> _Exercise instructions_
Determine which lines contain the word "Mindz", then copy those lines.

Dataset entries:
== == ==

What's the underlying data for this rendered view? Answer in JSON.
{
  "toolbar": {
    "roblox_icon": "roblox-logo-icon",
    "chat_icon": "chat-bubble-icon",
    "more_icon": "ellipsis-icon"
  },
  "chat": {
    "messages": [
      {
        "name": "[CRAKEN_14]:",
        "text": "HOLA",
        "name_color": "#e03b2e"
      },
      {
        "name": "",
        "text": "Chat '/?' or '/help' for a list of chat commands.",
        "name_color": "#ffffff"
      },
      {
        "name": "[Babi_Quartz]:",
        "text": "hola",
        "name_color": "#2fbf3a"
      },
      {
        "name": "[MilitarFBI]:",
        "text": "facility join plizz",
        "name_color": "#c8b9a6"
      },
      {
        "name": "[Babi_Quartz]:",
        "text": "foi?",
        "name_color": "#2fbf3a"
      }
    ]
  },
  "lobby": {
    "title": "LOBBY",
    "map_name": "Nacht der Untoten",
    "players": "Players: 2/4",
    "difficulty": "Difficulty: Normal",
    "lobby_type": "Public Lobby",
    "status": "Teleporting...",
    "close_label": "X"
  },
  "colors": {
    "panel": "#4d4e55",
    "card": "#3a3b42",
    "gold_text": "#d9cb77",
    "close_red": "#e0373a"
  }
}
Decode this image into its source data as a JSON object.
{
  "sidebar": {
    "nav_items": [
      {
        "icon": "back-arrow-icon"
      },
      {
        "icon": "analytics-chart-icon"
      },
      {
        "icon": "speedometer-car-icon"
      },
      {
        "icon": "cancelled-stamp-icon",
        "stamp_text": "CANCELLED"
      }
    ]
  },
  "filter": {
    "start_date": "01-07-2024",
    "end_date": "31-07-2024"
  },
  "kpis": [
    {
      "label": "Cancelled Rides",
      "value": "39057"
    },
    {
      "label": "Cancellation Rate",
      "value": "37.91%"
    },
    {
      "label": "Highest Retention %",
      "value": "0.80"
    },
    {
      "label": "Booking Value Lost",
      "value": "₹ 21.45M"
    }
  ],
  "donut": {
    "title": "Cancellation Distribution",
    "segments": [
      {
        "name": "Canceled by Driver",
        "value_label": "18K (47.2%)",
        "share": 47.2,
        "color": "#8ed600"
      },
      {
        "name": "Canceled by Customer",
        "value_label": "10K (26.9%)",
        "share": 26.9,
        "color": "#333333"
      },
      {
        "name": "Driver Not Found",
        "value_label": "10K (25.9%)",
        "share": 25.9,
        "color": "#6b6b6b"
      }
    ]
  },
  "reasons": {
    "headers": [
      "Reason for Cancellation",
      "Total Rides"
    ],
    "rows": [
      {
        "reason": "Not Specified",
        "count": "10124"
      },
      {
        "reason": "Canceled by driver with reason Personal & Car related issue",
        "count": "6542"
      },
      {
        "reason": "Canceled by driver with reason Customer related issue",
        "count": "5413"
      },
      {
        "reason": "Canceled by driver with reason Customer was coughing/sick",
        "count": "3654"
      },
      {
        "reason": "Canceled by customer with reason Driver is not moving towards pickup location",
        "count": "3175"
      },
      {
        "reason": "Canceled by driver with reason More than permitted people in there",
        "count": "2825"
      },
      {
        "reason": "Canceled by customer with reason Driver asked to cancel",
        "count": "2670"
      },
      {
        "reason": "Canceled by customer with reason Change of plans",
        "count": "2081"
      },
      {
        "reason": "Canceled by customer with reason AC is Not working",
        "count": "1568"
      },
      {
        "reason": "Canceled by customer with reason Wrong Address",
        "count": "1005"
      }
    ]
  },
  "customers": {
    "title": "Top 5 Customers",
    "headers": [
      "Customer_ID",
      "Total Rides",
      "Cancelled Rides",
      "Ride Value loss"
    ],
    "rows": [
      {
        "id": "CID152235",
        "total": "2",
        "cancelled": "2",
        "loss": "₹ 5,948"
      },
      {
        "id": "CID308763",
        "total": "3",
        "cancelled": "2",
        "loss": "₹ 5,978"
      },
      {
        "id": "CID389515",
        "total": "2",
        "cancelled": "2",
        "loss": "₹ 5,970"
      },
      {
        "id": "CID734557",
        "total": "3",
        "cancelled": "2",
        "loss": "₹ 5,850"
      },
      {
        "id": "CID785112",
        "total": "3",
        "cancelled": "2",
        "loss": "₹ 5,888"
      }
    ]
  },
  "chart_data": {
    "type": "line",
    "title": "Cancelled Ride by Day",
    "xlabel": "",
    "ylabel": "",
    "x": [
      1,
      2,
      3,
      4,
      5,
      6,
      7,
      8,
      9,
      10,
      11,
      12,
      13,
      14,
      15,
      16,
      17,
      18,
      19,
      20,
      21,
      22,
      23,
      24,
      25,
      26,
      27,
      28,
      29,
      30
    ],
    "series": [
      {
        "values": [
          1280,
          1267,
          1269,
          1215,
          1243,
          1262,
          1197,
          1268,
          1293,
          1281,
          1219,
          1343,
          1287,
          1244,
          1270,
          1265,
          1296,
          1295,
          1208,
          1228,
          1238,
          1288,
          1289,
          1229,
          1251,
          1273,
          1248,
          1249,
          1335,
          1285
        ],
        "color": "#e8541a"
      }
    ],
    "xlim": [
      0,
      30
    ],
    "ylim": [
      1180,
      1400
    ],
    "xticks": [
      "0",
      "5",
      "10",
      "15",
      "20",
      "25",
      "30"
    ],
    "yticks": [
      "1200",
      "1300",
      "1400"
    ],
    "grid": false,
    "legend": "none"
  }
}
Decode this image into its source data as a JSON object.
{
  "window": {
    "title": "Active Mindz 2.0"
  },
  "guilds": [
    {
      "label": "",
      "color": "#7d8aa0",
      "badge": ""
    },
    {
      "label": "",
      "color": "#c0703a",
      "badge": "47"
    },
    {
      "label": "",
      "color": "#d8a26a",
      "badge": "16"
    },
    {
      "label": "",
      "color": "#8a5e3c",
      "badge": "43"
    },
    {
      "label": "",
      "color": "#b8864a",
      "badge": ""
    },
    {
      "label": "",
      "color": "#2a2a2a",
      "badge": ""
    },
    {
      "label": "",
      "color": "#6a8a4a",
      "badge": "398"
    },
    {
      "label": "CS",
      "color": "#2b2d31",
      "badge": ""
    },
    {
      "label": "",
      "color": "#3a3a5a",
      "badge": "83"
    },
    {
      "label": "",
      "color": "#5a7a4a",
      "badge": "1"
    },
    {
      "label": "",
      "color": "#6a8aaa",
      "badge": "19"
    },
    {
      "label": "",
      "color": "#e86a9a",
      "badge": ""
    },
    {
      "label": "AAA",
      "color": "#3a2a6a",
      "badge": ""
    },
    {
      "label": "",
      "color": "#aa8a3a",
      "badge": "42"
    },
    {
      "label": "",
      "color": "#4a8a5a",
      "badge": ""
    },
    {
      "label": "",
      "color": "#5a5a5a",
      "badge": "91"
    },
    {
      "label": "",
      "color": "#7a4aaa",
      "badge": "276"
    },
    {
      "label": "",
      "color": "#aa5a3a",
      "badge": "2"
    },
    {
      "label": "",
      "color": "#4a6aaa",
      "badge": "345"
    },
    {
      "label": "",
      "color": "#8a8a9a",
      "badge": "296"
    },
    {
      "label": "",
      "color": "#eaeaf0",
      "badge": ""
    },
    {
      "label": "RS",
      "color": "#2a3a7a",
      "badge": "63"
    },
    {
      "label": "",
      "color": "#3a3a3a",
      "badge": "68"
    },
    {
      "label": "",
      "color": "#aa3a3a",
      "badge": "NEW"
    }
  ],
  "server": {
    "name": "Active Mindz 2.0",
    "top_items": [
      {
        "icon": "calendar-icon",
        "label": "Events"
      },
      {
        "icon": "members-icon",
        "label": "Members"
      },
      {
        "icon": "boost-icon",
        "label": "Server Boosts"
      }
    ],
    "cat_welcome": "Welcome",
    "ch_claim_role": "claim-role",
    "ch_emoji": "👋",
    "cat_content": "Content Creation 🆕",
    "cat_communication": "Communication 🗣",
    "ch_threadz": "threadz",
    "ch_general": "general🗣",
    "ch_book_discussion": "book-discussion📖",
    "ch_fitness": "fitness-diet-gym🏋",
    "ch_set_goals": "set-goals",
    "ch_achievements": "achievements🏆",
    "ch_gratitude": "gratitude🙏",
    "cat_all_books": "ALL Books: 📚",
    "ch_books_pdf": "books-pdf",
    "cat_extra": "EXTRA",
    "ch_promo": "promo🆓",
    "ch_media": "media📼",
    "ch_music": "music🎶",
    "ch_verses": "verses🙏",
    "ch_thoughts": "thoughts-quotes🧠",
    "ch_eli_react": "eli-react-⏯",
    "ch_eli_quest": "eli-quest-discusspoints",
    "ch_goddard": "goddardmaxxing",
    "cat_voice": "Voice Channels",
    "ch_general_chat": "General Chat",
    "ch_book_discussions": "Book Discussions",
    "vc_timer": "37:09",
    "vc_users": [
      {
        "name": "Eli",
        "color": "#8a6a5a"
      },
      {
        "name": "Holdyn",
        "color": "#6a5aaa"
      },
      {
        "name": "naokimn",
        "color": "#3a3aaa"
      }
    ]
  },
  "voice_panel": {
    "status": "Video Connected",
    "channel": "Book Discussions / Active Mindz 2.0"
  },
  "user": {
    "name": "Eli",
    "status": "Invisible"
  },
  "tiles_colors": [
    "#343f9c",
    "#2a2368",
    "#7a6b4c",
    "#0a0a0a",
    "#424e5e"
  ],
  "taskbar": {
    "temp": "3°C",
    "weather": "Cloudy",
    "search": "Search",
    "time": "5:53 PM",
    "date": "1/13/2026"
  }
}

== == ==

> _Answer to this exercise_
    "title": "Active Mindz 2.0"
    "name": "Active Mindz 2.0",
    "channel": "Book Discussions / Active Mindz 2.0"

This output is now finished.